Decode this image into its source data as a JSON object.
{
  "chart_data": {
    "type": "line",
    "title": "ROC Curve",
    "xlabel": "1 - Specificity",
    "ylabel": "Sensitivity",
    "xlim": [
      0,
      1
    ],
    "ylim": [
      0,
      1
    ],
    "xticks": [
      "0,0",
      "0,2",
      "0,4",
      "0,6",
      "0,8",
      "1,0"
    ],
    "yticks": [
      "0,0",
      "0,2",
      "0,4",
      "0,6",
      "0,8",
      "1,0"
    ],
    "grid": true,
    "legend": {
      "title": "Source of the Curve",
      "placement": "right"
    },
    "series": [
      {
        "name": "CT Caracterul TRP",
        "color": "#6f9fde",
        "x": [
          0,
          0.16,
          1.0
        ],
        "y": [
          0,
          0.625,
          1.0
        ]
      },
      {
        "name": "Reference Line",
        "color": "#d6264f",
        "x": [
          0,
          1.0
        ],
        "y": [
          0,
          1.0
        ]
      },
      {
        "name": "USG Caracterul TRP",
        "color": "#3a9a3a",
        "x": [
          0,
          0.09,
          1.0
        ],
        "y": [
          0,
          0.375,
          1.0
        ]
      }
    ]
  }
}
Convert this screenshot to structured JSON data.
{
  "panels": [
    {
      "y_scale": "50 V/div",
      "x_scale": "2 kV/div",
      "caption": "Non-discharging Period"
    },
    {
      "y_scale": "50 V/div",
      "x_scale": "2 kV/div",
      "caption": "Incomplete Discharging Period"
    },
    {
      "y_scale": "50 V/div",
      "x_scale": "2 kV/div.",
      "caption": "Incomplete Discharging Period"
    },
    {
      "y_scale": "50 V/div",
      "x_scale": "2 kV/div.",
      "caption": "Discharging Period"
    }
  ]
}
=-=-=-=-=
Required task:
Only the number is wanted: how many lines of the material contain the word "name"?

Exercise result:
3